Set task: Your job is to retype all of the data word for word, leaving every image out.

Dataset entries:
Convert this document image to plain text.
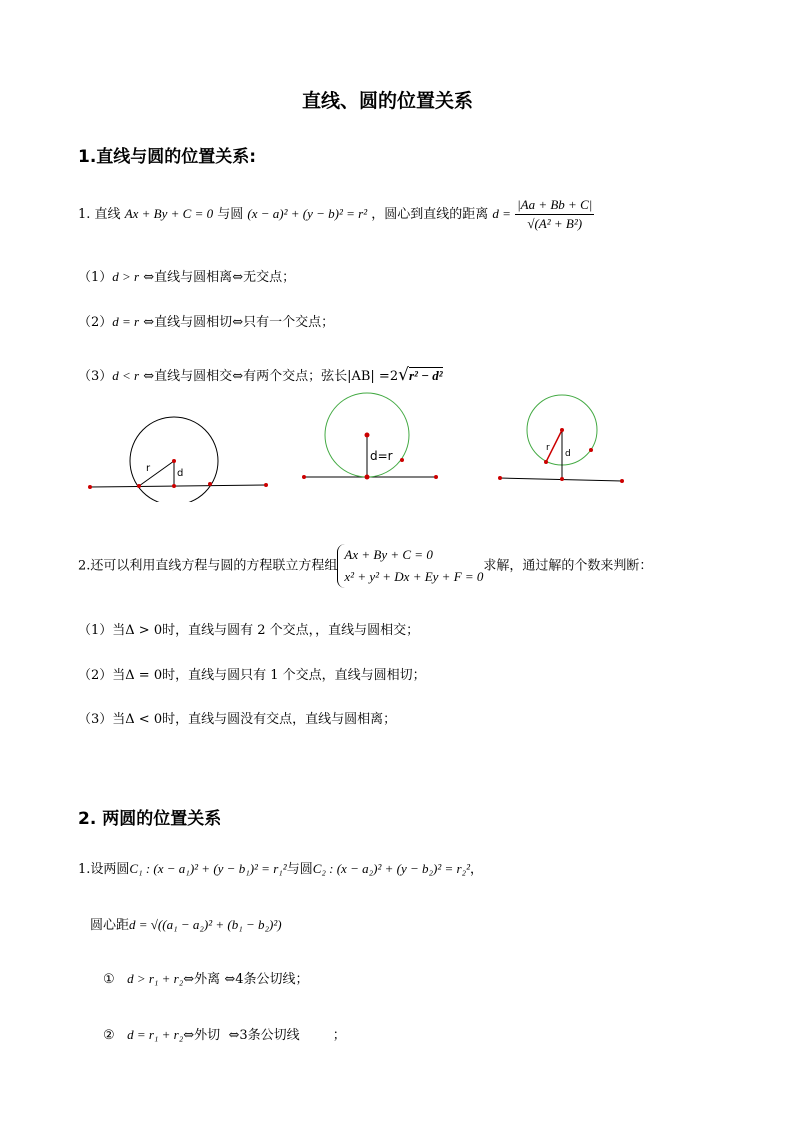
直线、圆的位置关系
1.直线与圆的位置关系:
1. 直线 Ax + By + C = 0 与圆 (x − a)² + (y − b)² = r² ，圆心到直线的距离 $d = \frac{|Aa + Bb + C|}{\text{√(A² + B²)}}$
（1）d > r ⇔直线与圆相离⇔无交点；
（2）d = r ⇔直线与圆相切⇔只有一个交点；
（3）d < r ⇔直线与圆相交⇔有两个交点；弦长|AB| =2√r² − d²
r	d
d=r
r
d
2.还可以利用直线方程与圆的方程联立方程组
Ax + By + C = 0
x² + y² + Dx + Ey + F = 0
求解，通过解的个数来判断：
（1）当Δ > 0时，直线与圆有 2 个交点，，直线与圆相交；
（2）当Δ = 0时，直线与圆只有 1 个交点，直线与圆相切；
（3）当Δ < 0时，直线与圆没有交点，直线与圆相离；
2. 两圆的位置关系
1.设两圆C₁ : (x − a₁)² + (y − b₁)² = r₁²与圆C₂ : (x − a₂)² + (y − b₂)² = r₂²，
圆心距d = √((a₁ − a₂)² + (b₁ − b₂)²)
① d > r₁ + r₂⇔外离 ⇔4条公切线；
② d = r₁ + r₂⇔外切 ⇔3条公切线	；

Solved problem:
Convert this document image to plain text.
直线、圆的位置关系
1.直线与圆的位置关系:
1. 直线 Ax + By + C = 0 与圆 (x − a)² + (y − b)² = r² ，圆心到直线的距离 $d = \frac{|Aa + Bb + C|}{\text{√(A² + B²)}}$
（1）d > r ⇔直线与圆相离⇔无交点；
（2）d = r ⇔直线与圆相切⇔只有一个交点；
（3）d < r ⇔直线与圆相交⇔有两个交点；弦长|AB| =2√r² − d²
r	d
d=r
r
d
2.还可以利用直线方程与圆的方程联立方程组
Ax + By + C = 0
x² + y² + Dx + Ey + F = 0
求解，通过解的个数来判断：
（1）当Δ > 0时，直线与圆有 2 个交点，，直线与圆相交；
（2）当Δ = 0时，直线与圆只有 1 个交点，直线与圆相切；
（3）当Δ < 0时，直线与圆没有交点，直线与圆相离；
2. 两圆的位置关系
1.设两圆C₁ : (x − a₁)² + (y − b₁)² = r₁²与圆C₂ : (x − a₂)² + (y − b₂)² = r₂²，
圆心距d = √((a₁ − a₂)² + (b₁ − b₂)²)
① d > r₁ + r₂⇔外离 ⇔4条公切线；
② d = r₁ + r₂⇔外切 ⇔3条公切线	；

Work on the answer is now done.